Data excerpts
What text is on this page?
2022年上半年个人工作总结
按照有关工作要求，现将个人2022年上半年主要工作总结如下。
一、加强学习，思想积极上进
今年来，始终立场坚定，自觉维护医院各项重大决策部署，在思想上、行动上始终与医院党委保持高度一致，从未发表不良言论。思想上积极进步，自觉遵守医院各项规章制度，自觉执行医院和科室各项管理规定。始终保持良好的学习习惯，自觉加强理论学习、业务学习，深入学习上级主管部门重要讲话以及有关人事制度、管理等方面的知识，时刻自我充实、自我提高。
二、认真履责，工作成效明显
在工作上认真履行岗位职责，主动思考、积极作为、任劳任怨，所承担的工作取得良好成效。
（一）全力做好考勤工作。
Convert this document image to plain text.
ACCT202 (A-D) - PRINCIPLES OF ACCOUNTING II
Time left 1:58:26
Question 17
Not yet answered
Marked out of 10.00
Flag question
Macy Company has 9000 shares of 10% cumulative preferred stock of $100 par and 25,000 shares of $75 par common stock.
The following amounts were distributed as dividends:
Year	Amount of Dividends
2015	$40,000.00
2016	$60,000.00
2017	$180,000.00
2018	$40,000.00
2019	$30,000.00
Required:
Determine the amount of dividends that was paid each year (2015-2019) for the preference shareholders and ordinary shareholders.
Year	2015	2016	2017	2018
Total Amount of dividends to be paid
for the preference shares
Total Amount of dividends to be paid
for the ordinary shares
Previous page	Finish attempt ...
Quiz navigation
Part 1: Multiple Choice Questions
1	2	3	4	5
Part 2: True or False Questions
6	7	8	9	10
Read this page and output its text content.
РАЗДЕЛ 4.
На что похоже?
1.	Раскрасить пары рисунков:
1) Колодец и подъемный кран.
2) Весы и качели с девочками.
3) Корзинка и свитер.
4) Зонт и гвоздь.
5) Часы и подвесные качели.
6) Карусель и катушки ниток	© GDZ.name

_Written problem_:
Output the records verbatim, from the first line to the last.

_Reply_:
What text is on this page?
2022年上半年个人工作总结
按照有关工作要求，现将个人2022年上半年主要工作总结如下。
一、加强学习，思想积极上进
今年来，始终立场坚定，自觉维护医院各项重大决策部署，在思想上、行动上始终与医院党委保持高度一致，从未发表不良言论。思想上积极进步，自觉遵守医院各项规章制度，自觉执行医院和科室各项管理规定。始终保持良好的学习习惯，自觉加强理论学习、业务学习，深入学习上级主管部门重要讲话以及有关人事制度、管理等方面的知识，时刻自我充实、自我提高。
二、认真履责，工作成效明显
在工作上认真履行岗位职责，主动思考、积极作为、任劳任怨，所承担的工作取得良好成效。
（一）全力做好考勤工作。
Convert this document image to plain text.
ACCT202 (A-D) - PRINCIPLES OF ACCOUNTING II
Time left 1:58:26
Question 17
Not yet answered
Marked out of 10.00
Flag question
Macy Company has 9000 shares of 10% cumulative preferred stock of $100 par and 25,000 shares of $75 par common stock.
The following amounts were distributed as dividends:
Year	Amount of Dividends
2015	$40,000.00
2016	$60,000.00
2017	$180,000.00
2018	$40,000.00
2019	$30,000.00
Required:
Determine the amount of dividends that was paid each year (2015-2019) for the preference shareholders and ordinary shareholders.
Year	2015	2016	2017	2018
Total Amount of dividends to be paid
for the preference shares
Total Amount of dividends to be paid
for the ordinary shares
Previous page	Finish attempt ...
Quiz navigation
Part 1: Multiple Choice Questions
1	2	3	4	5
Part 2: True or False Questions
6	7	8	9	10
Read this page and output its text content.
РАЗДЕЛ 4.
На что похоже?
1.	Раскрасить пары рисунков:
1) Колодец и подъемный кран.
2) Весы и качели с девочками.
3) Корзинка и свитер.
4) Зонт и гвоздь.
5) Часы и подвесные качели.
6) Карусель и катушки ниток	© GDZ.name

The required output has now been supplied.